» Exercise requirements:
Give every line again exactly as it appears, please, but not the pictures.

» Information shown:
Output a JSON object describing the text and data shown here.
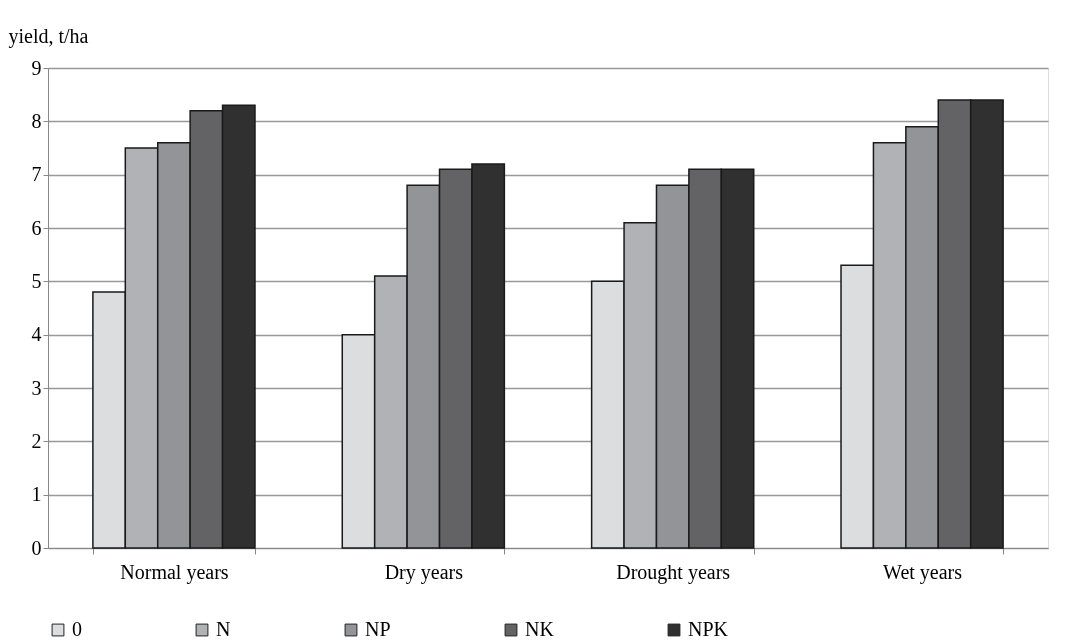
{
  "chart_data": {
    "type": "bar",
    "ylabel": "yield, t/ha",
    "categories": [
      "Normal years",
      "Dry years",
      "Drought years",
      "Wet years"
    ],
    "series": [
      {
        "name": "0",
        "color": "#dcdddf",
        "values": [
          4.8,
          4.0,
          5.0,
          5.3
        ]
      },
      {
        "name": "N",
        "color": "#b1b2b5",
        "values": [
          7.5,
          5.1,
          6.1,
          7.6
        ]
      },
      {
        "name": "NP",
        "color": "#939497",
        "values": [
          7.6,
          6.8,
          6.8,
          7.9
        ]
      },
      {
        "name": "NK",
        "color": "#636365",
        "values": [
          8.2,
          7.1,
          7.1,
          8.4
        ]
      },
      {
        "name": "NPK",
        "color": "#313031",
        "values": [
          8.3,
          7.2,
          7.1,
          8.4
        ]
      }
    ],
    "ylim": [
      0,
      9
    ],
    "yticks": [
      0,
      1,
      2,
      3,
      4,
      5,
      6,
      7,
      8,
      9
    ],
    "grid": "y",
    "legend": "bottom"
  }
}
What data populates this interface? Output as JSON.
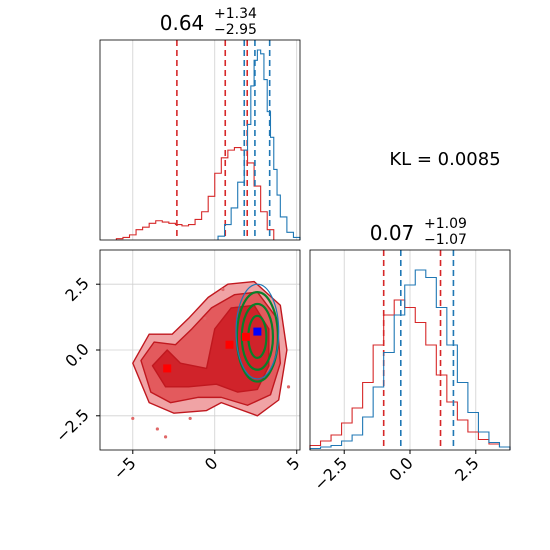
{
  "chart_data": [
    {
      "type": "histogram",
      "panel": "marginal-x",
      "title_value": "0.64",
      "title_plus": "+1.34",
      "title_minus": "−2.95",
      "xlim": [
        -7.0,
        5.2
      ],
      "grid": true,
      "series": [
        {
          "color": "#d62728",
          "bin_edges": [
            -6.0,
            -5.6,
            -5.2,
            -4.8,
            -4.4,
            -4.0,
            -3.6,
            -3.2,
            -2.8,
            -2.4,
            -2.0,
            -1.6,
            -1.2,
            -0.8,
            -0.4,
            0.0,
            0.4,
            0.8,
            1.2,
            1.6,
            2.0,
            2.4,
            2.8,
            3.2,
            3.6
          ],
          "heights": [
            1,
            2,
            4,
            8,
            10,
            13,
            15,
            14,
            13,
            12,
            11,
            12,
            16,
            22,
            34,
            52,
            64,
            70,
            72,
            70,
            60,
            42,
            22,
            8
          ],
          "quantile_lines": [
            -2.31,
            0.64,
            1.98
          ]
        },
        {
          "color": "#1f77b4",
          "bin_edges": [
            0.2,
            0.6,
            1.0,
            1.4,
            1.8,
            2.0,
            2.2,
            2.4,
            2.6,
            2.8,
            3.0,
            3.2,
            3.4,
            3.6,
            3.8,
            4.0,
            4.4,
            4.8,
            5.2
          ],
          "heights": [
            3,
            12,
            25,
            45,
            70,
            90,
            120,
            140,
            148,
            145,
            125,
            100,
            80,
            55,
            35,
            18,
            6,
            2
          ],
          "quantile_lines": [
            1.8,
            2.45,
            3.35
          ]
        }
      ]
    },
    {
      "type": "contour",
      "panel": "joint",
      "xlim": [
        -7.0,
        5.2
      ],
      "ylim": [
        -3.8,
        3.8
      ],
      "grid": true,
      "x_ticks": [
        "−5",
        "0",
        "5"
      ],
      "y_ticks": [
        "−2.5",
        "0.0",
        "2.5"
      ],
      "series": [
        {
          "color": "#d62728",
          "filled_levels": 3,
          "peak_markers": [
            [
              -2.9,
              -0.7
            ],
            [
              0.9,
              0.2
            ],
            [
              1.9,
              0.5
            ]
          ]
        },
        {
          "color": "#1f77b4",
          "peak_markers": [
            [
              2.6,
              0.7
            ]
          ]
        },
        {
          "color": "#2ca02c",
          "center": [
            2.6,
            0.5
          ],
          "ellipses": [
            [
              1.25,
              1.7
            ],
            [
              0.95,
              1.25
            ],
            [
              0.55,
              0.8
            ]
          ]
        }
      ]
    },
    {
      "type": "histogram",
      "panel": "marginal-y",
      "title_value": "0.07",
      "title_plus": "+1.09",
      "title_minus": "−1.07",
      "xlim": [
        -3.8,
        3.8
      ],
      "x_ticks": [
        "−2.5",
        "0.0",
        "2.5"
      ],
      "grid": true,
      "series": [
        {
          "color": "#d62728",
          "bin_edges": [
            -3.8,
            -3.4,
            -3.0,
            -2.6,
            -2.2,
            -1.8,
            -1.4,
            -1.0,
            -0.6,
            -0.2,
            0.2,
            0.6,
            1.0,
            1.4,
            1.8,
            2.2,
            2.6,
            3.0,
            3.4,
            3.8
          ],
          "heights": [
            3,
            6,
            10,
            18,
            28,
            45,
            70,
            90,
            100,
            95,
            85,
            70,
            50,
            32,
            20,
            12,
            7,
            4,
            2
          ],
          "quantile_lines": [
            -1.0,
            1.16
          ]
        },
        {
          "color": "#1f77b4",
          "bin_edges": [
            -3.8,
            -3.4,
            -3.0,
            -2.6,
            -2.2,
            -1.8,
            -1.4,
            -1.0,
            -0.6,
            -0.2,
            0.2,
            0.6,
            1.0,
            1.4,
            1.8,
            2.2,
            2.6,
            3.0,
            3.4,
            3.8
          ],
          "heights": [
            1,
            2,
            3,
            6,
            10,
            22,
            42,
            65,
            90,
            110,
            120,
            115,
            95,
            70,
            45,
            25,
            12,
            5,
            2
          ],
          "quantile_lines": [
            -0.35,
            1.65
          ]
        }
      ]
    }
  ],
  "annotation": {
    "kl_text": "KL = 0.0085"
  }
}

» Answer to this problem:
Output a JSON object describing the text and data shown here.
{
  "chart_data": {
    "type": "bar",
    "ylabel": "yield, t/ha",
    "categories": [
      "Normal years",
      "Dry years",
      "Drought years",
      "Wet years"
    ],
    "series": [
      {
        "name": "0",
        "color": "#dcdddf",
        "values": [
          4.8,
          4.0,
          5.0,
          5.3
        ]
      },
      {
        "name": "N",
        "color": "#b1b2b5",
        "values": [
          7.5,
          5.1,
          6.1,
          7.6
        ]
      },
      {
        "name": "NP",
        "color": "#939497",
        "values": [
          7.6,
          6.8,
          6.8,
          7.9
        ]
      },
      {
        "name": "NK",
        "color": "#636365",
        "values": [
          8.2,
          7.1,
          7.1,
          8.4
        ]
      },
      {
        "name": "NPK",
        "color": "#313031",
        "values": [
          8.3,
          7.2,
          7.1,
          8.4
        ]
      }
    ],
    "ylim": [
      0,
      9
    ],
    "yticks": [
      0,
      1,
      2,
      3,
      4,
      5,
      6,
      7,
      8,
      9
    ],
    "grid": "y",
    "legend": "bottom"
  }
}
What data populates this interface? Output as JSON.
{
  "chart_data": [
    {
      "type": "histogram",
      "panel": "marginal-x",
      "title_value": "0.64",
      "title_plus": "+1.34",
      "title_minus": "−2.95",
      "xlim": [
        -7.0,
        5.2
      ],
      "grid": true,
      "series": [
        {
          "color": "#d62728",
          "bin_edges": [
            -6.0,
            -5.6,
            -5.2,
            -4.8,
            -4.4,
            -4.0,
            -3.6,
            -3.2,
            -2.8,
            -2.4,
            -2.0,
            -1.6,
            -1.2,
            -0.8,
            -0.4,
            0.0,
            0.4,
            0.8,
            1.2,
            1.6,
            2.0,
            2.4,
            2.8,
            3.2,
            3.6
          ],
          "heights": [
            1,
            2,
            4,
            8,
            10,
            13,
            15,
            14,
            13,
            12,
            11,
            12,
            16,
            22,
            34,
            52,
            64,
            70,
            72,
            70,
            60,
            42,
            22,
            8
          ],
          "quantile_lines": [
            -2.31,
            0.64,
            1.98
          ]
        },
        {
          "color": "#1f77b4",
          "bin_edges": [
            0.2,
            0.6,
            1.0,
            1.4,
            1.8,
            2.0,
            2.2,
            2.4,
            2.6,
            2.8,
            3.0,
            3.2,
            3.4,
            3.6,
            3.8,
            4.0,
            4.4,
            4.8,
            5.2
          ],
          "heights": [
            3,
            12,
            25,
            45,
            70,
            90,
            120,
            140,
            148,
            145,
            125,
            100,
            80,
            55,
            35,
            18,
            6,
            2
          ],
          "quantile_lines": [
            1.8,
            2.45,
            3.35
          ]
        }
      ]
    },
    {
      "type": "contour",
      "panel": "joint",
      "xlim": [
        -7.0,
        5.2
      ],
      "ylim": [
        -3.8,
        3.8
      ],
      "grid": true,
      "x_ticks": [
        "−5",
        "0",
        "5"
      ],
      "y_ticks": [
        "−2.5",
        "0.0",
        "2.5"
      ],
      "series": [
        {
          "color": "#d62728",
          "filled_levels": 3,
          "peak_markers": [
            [
              -2.9,
              -0.7
            ],
            [
              0.9,
              0.2
            ],
            [
              1.9,
              0.5
            ]
          ]
        },
        {
          "color": "#1f77b4",
          "peak_markers": [
            [
              2.6,
              0.7
            ]
          ]
        },
        {
          "color": "#2ca02c",
          "center": [
            2.6,
            0.5
          ],
          "ellipses": [
            [
              1.25,
              1.7
            ],
            [
              0.95,
              1.25
            ],
            [
              0.55,
              0.8
            ]
          ]
        }
      ]
    },
    {
      "type": "histogram",
      "panel": "marginal-y",
      "title_value": "0.07",
      "title_plus": "+1.09",
      "title_minus": "−1.07",
      "xlim": [
        -3.8,
        3.8
      ],
      "x_ticks": [
        "−2.5",
        "0.0",
        "2.5"
      ],
      "grid": true,
      "series": [
        {
          "color": "#d62728",
          "bin_edges": [
            -3.8,
            -3.4,
            -3.0,
            -2.6,
            -2.2,
            -1.8,
            -1.4,
            -1.0,
            -0.6,
            -0.2,
            0.2,
            0.6,
            1.0,
            1.4,
            1.8,
            2.2,
            2.6,
            3.0,
            3.4,
            3.8
          ],
          "heights": [
            3,
            6,
            10,
            18,
            28,
            45,
            70,
            90,
            100,
            95,
            85,
            70,
            50,
            32,
            20,
            12,
            7,
            4,
            2
          ],
          "quantile_lines": [
            -1.0,
            1.16
          ]
        },
        {
          "color": "#1f77b4",
          "bin_edges": [
            -3.8,
            -3.4,
            -3.0,
            -2.6,
            -2.2,
            -1.8,
            -1.4,
            -1.0,
            -0.6,
            -0.2,
            0.2,
            0.6,
            1.0,
            1.4,
            1.8,
            2.2,
            2.6,
            3.0,
            3.4,
            3.8
          ],
          "heights": [
            1,
            2,
            3,
            6,
            10,
            22,
            42,
            65,
            90,
            110,
            120,
            115,
            95,
            70,
            45,
            25,
            12,
            5,
            2
          ],
          "quantile_lines": [
            -0.35,
            1.65
          ]
        }
      ]
    }
  ],
  "annotation": {
    "kl_text": "KL = 0.0085"
  }
}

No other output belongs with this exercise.